Abstract
Introduction
Soft tissue defects are a devastating complication of prosthetic joint infections (PJI) after total knee arthroplasty (TKA). Rotational flaps are commonly utilized to address these defects with variable reports of success. This study aimed to identify predictors of poor outcomes in rotational muscle flap placement after prosthetic knee infections. The authors hypothesized that outcomes may vary based on infecting pathogen and treatment characteristics.
Methods
44 cases of rotational muscle flaps for prosthetic knee infection were retrospectively evaluated at a tertiary referral hospital from 2007 to 2020. Muscle flap types included 39 medial and four lateral gastrocnemius, and one anterior tibialis. Minimum follow-up was 1 year (median: 3.4 years). Primary outcome was flap-related complications. Secondary outcomes included recurrent infection requiring additional surgery, final joint outcomes, and mortality.
Results
One-year complication-free flap survivorship was 83.9%, recurrent infection-free survivorship was 65.7%, and amputation-free survivorship was 79%. Multivariable cox regression revealed that rheumatoid arthritis diagnosis (HR: 3.4; p = .028) and methicillin-resistant Staphylococcus aureus-positive culture (HR: 4.0; p = .040) had increased risk, while Coagulase-negative Staphylococcus infections had reduced risk for recurrent or persistent infection (HR: 0.2; p = .023). Final joint outcome was retained TKA implant in 18 (40.9%), amputation in 15 (34.1%) patients, and definitive treatment with articulating spacer in 10 (22.7%). 5-years survivorship from death was 71.4%.
Conclusion
Rotational muscle flaps for soft tissue coverage of the knee are often performed in limb salvage situations with poor survivorship from flap complications, reinfections, and amputation. When considering surgical options for limb salvage, patients should be counseled on these risks.
Introduction
Total knee arthroplasty (TKA) has become an increasingly common procedure to treat osteoarthritis, providing substantial improvements in pain, joint function, and overall quality of life. Although rare, the incidence of complications after TKA can be devastating. About 11% of patients will develop wound complications, with 0.33% requiring surgical intervention for early wound complications, which is critical to address since it increases the risk of deep periprosthetic joint infection (PJI).1–3 The incidence of PJI is estimated to range from 1 to 3% and accounts for 25% of revision TKA procedures.4–8 Treatment algorithms for PJI typically depend on the timing of symptom onset and the mechanism of infection, with acute PJI typically being treated with a combination of debridement, antibiotics, and implant retention (DAIR) and chronic PJI being treated with two-stage revision arthroplasty. Treatment failure occurs in 10-30% of patients undergoing two-stage revision procedures, and soft tissue defect further increases this risk of failure.9–14
Surgical options to mitigate this increased risk of failure when treating an infected TKA with a soft tissue defect include debridement of the skin edges with primary closure, negative pressure wound therapy with secondary healing, skin grafts at sites of epidermal deficit, and/or rotational or free tissue flaps. 15 Rotational medial gastrocnemius muscle flaps are most commonly used for anterior knee soft tissue defects following TKA due to its reliability and ease of harvest. 15 A secondary perceived benefit is increased local blood supply via the sural vasculature, which offers increased delivery of antibiotics and nutrients for healing. 15 Alternatives to rotational gastrocnemius muscle flaps include vastus lateralis or latissimus dorsi free tissue transfer. 16 Investigation thus far into outcomes following muscle flap coverage following infected TKA has been limited by small cohorts, lack of follow-up, and significant variability in reported outcomes and definitions of success.17–25 The purpose of this study is to evaluate the outcomes and rates of treatment failure for rotational soft tissue coverage in the course of surgical treatment for PJI following TKA.

******

__What needs to be done__.
According to the text on knee flaps, why are rotational medial gastrocnemius muscle flaps the ones most often used for anterior knee soft tissue defects after TKA? Explain in one to three sentences. Work only from the text about knee flaps above.

******

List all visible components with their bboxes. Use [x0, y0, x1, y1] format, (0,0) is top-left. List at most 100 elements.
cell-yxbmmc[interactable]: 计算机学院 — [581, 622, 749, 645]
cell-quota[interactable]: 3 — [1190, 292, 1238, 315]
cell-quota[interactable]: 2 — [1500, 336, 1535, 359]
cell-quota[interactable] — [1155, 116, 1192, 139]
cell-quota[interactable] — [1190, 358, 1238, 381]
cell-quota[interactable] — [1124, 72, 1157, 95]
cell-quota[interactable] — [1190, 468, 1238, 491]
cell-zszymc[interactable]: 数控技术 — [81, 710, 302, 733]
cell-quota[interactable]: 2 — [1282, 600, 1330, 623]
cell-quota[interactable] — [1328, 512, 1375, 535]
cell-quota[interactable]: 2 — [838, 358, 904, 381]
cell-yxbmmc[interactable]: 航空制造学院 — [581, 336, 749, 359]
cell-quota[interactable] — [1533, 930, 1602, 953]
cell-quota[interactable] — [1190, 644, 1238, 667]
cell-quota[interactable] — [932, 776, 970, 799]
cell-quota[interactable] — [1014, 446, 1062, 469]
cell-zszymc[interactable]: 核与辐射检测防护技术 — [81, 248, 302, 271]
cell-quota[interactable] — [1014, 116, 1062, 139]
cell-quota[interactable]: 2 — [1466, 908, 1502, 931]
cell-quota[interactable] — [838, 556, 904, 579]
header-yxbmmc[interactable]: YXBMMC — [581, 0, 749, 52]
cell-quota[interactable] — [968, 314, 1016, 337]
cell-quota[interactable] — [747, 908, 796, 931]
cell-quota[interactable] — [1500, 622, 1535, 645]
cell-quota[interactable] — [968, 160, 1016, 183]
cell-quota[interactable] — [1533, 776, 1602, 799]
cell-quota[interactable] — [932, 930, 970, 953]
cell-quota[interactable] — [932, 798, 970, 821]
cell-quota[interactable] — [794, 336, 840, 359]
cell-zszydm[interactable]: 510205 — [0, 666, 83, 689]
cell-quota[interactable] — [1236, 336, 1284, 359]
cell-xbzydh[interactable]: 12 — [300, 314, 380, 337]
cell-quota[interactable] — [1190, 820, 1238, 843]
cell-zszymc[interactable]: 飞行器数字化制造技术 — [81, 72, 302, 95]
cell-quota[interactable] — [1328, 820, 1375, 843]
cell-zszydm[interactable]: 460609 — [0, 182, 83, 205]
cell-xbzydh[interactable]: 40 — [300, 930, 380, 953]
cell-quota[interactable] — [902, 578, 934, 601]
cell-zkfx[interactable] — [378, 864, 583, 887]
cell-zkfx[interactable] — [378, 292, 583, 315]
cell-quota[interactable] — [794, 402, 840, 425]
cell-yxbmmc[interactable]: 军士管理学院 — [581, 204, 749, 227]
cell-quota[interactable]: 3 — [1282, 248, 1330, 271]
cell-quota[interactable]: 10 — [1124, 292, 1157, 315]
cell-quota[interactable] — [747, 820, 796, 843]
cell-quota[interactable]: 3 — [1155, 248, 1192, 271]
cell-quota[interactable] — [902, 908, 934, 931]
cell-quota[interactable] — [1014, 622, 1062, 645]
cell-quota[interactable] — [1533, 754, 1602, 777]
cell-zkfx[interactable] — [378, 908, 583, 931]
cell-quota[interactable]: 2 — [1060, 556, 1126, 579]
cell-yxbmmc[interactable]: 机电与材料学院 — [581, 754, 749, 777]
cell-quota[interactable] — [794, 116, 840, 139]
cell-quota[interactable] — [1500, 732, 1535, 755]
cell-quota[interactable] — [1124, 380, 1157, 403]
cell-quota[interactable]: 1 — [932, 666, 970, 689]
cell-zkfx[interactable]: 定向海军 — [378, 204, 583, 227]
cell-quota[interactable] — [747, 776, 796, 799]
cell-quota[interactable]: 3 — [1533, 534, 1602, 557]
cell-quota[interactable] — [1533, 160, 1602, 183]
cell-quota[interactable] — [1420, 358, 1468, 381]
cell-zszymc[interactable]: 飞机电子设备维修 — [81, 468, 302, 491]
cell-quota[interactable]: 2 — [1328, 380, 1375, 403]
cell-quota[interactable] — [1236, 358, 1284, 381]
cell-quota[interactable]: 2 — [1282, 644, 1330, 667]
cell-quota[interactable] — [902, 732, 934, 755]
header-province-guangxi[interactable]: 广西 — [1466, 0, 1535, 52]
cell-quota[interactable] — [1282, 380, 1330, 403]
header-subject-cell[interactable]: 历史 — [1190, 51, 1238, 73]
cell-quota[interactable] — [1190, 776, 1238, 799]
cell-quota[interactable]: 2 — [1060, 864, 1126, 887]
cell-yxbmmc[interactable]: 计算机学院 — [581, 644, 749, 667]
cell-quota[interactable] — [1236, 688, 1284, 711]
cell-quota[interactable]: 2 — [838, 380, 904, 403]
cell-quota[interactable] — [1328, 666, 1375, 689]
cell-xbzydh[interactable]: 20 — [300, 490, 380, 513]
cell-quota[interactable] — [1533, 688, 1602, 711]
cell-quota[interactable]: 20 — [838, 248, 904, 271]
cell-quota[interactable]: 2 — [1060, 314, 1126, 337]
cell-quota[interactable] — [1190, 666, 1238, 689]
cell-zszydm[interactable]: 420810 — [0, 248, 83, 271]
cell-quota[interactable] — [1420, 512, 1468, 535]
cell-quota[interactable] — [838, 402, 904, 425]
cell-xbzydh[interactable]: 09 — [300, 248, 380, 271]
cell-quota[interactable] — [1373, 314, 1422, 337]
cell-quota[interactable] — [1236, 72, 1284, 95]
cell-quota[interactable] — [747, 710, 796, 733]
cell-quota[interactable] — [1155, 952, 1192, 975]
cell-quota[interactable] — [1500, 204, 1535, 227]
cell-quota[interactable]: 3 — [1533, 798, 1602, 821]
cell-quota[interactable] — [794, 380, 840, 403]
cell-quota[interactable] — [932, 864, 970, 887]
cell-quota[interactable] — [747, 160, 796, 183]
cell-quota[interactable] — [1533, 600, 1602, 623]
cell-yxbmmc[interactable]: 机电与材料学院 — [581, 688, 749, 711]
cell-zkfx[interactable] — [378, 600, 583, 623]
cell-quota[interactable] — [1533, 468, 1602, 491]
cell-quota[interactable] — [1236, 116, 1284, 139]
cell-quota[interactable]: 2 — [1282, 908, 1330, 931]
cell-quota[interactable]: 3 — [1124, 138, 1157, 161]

******

__Task output__.
They are the most common choice because they are reliable and easy to harvest. A secondary perceived benefit is more local blood supply through the sural vasculature, which brings more antibiotics and nutrients for healing.